• [Given instruction]: Your task is to give the listing below back word for word, pictures excluded.

• [Supplied information]:
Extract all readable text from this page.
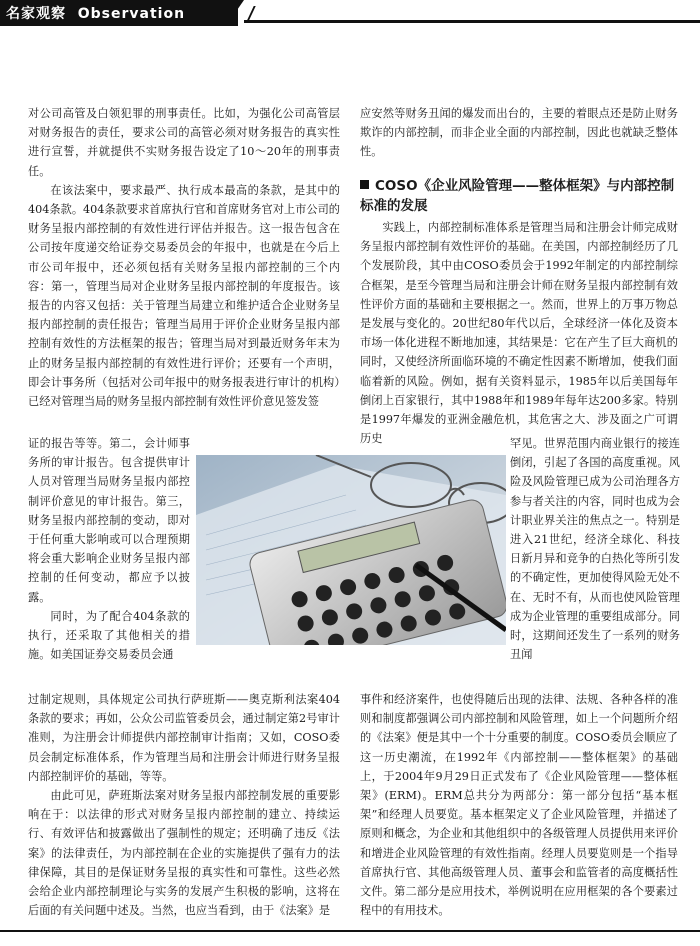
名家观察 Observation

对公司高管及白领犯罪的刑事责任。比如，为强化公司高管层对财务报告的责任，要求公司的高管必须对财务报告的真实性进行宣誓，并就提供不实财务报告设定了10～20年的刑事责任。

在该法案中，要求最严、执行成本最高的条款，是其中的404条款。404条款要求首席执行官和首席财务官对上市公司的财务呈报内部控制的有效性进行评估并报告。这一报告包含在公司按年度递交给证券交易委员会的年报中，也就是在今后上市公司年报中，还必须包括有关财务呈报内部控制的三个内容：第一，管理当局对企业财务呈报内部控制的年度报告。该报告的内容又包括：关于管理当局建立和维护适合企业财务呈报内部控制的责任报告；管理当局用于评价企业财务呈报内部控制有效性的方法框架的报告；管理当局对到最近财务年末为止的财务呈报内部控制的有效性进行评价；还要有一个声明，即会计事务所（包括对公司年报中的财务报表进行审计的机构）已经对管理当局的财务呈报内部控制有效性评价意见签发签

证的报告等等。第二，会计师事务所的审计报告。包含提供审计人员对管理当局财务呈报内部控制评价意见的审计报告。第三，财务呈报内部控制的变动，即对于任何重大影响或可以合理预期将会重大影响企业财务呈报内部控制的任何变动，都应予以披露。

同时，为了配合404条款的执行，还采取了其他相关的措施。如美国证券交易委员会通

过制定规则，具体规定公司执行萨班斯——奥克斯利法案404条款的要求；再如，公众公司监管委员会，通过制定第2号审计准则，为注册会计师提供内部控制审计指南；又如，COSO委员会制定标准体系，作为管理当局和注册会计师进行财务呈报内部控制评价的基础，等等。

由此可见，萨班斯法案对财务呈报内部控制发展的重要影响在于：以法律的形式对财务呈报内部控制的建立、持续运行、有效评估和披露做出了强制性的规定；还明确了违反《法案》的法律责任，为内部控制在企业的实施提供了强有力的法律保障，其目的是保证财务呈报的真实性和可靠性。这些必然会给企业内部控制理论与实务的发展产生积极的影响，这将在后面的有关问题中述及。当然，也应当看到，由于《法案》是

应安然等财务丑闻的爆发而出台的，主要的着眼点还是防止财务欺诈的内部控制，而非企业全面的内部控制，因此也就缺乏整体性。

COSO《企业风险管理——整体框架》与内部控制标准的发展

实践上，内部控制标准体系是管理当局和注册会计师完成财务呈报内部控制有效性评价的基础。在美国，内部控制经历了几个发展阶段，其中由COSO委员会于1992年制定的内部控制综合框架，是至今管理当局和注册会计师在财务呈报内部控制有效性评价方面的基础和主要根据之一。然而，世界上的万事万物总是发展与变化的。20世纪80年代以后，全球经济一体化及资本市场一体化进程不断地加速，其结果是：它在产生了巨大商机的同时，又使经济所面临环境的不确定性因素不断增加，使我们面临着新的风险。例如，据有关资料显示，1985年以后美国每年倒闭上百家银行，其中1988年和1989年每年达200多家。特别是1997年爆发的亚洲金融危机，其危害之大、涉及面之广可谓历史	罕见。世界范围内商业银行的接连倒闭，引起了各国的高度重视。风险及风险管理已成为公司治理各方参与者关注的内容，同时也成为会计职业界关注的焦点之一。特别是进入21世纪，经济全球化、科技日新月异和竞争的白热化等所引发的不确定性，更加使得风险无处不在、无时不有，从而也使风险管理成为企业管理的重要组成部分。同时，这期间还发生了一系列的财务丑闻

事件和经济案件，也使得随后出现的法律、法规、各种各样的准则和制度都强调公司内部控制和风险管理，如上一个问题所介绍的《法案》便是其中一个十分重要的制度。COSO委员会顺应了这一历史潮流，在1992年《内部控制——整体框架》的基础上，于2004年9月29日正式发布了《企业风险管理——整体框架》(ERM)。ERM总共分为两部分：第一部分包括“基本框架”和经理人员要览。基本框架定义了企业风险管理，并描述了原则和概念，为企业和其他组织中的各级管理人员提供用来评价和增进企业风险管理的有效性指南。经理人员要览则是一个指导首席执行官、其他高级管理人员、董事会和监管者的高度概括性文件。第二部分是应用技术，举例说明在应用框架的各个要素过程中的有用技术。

• [Final result]:
Extract all readable text from this page.
名家观察 Observation

对公司高管及白领犯罪的刑事责任。比如，为强化公司高管层对财务报告的责任，要求公司的高管必须对财务报告的真实性进行宣誓，并就提供不实财务报告设定了10～20年的刑事责任。

在该法案中，要求最严、执行成本最高的条款，是其中的404条款。404条款要求首席执行官和首席财务官对上市公司的财务呈报内部控制的有效性进行评估并报告。这一报告包含在公司按年度递交给证券交易委员会的年报中，也就是在今后上市公司年报中，还必须包括有关财务呈报内部控制的三个内容：第一，管理当局对企业财务呈报内部控制的年度报告。该报告的内容又包括：关于管理当局建立和维护适合企业财务呈报内部控制的责任报告；管理当局用于评价企业财务呈报内部控制有效性的方法框架的报告；管理当局对到最近财务年末为止的财务呈报内部控制的有效性进行评价；还要有一个声明，即会计事务所（包括对公司年报中的财务报表进行审计的机构）已经对管理当局的财务呈报内部控制有效性评价意见签发签

证的报告等等。第二，会计师事务所的审计报告。包含提供审计人员对管理当局财务呈报内部控制评价意见的审计报告。第三，财务呈报内部控制的变动，即对于任何重大影响或可以合理预期将会重大影响企业财务呈报内部控制的任何变动，都应予以披露。

同时，为了配合404条款的执行，还采取了其他相关的措施。如美国证券交易委员会通

过制定规则，具体规定公司执行萨班斯——奥克斯利法案404条款的要求；再如，公众公司监管委员会，通过制定第2号审计准则，为注册会计师提供内部控制审计指南；又如，COSO委员会制定标准体系，作为管理当局和注册会计师进行财务呈报内部控制评价的基础，等等。

由此可见，萨班斯法案对财务呈报内部控制发展的重要影响在于：以法律的形式对财务呈报内部控制的建立、持续运行、有效评估和披露做出了强制性的规定；还明确了违反《法案》的法律责任，为内部控制在企业的实施提供了强有力的法律保障，其目的是保证财务呈报的真实性和可靠性。这些必然会给企业内部控制理论与实务的发展产生积极的影响，这将在后面的有关问题中述及。当然，也应当看到，由于《法案》是

应安然等财务丑闻的爆发而出台的，主要的着眼点还是防止财务欺诈的内部控制，而非企业全面的内部控制，因此也就缺乏整体性。

COSO《企业风险管理——整体框架》与内部控制标准的发展

实践上，内部控制标准体系是管理当局和注册会计师完成财务呈报内部控制有效性评价的基础。在美国，内部控制经历了几个发展阶段，其中由COSO委员会于1992年制定的内部控制综合框架，是至今管理当局和注册会计师在财务呈报内部控制有效性评价方面的基础和主要根据之一。然而，世界上的万事万物总是发展与变化的。20世纪80年代以后，全球经济一体化及资本市场一体化进程不断地加速，其结果是：它在产生了巨大商机的同时，又使经济所面临环境的不确定性因素不断增加，使我们面临着新的风险。例如，据有关资料显示，1985年以后美国每年倒闭上百家银行，其中1988年和1989年每年达200多家。特别是1997年爆发的亚洲金融危机，其危害之大、涉及面之广可谓历史	罕见。世界范围内商业银行的接连倒闭，引起了各国的高度重视。风险及风险管理已成为公司治理各方参与者关注的内容，同时也成为会计职业界关注的焦点之一。特别是进入21世纪，经济全球化、科技日新月异和竞争的白热化等所引发的不确定性，更加使得风险无处不在、无时不有，从而也使风险管理成为企业管理的重要组成部分。同时，这期间还发生了一系列的财务丑闻

事件和经济案件，也使得随后出现的法律、法规、各种各样的准则和制度都强调公司内部控制和风险管理，如上一个问题所介绍的《法案》便是其中一个十分重要的制度。COSO委员会顺应了这一历史潮流，在1992年《内部控制——整体框架》的基础上，于2004年9月29日正式发布了《企业风险管理——整体框架》(ERM)。ERM总共分为两部分：第一部分包括“基本框架”和经理人员要览。基本框架定义了企业风险管理，并描述了原则和概念，为企业和其他组织中的各级管理人员提供用来评价和增进企业风险管理的有效性指南。经理人员要览则是一个指导首席执行官、其他高级管理人员、董事会和监管者的高度概括性文件。第二部分是应用技术，举例说明在应用框架的各个要素过程中的有用技术。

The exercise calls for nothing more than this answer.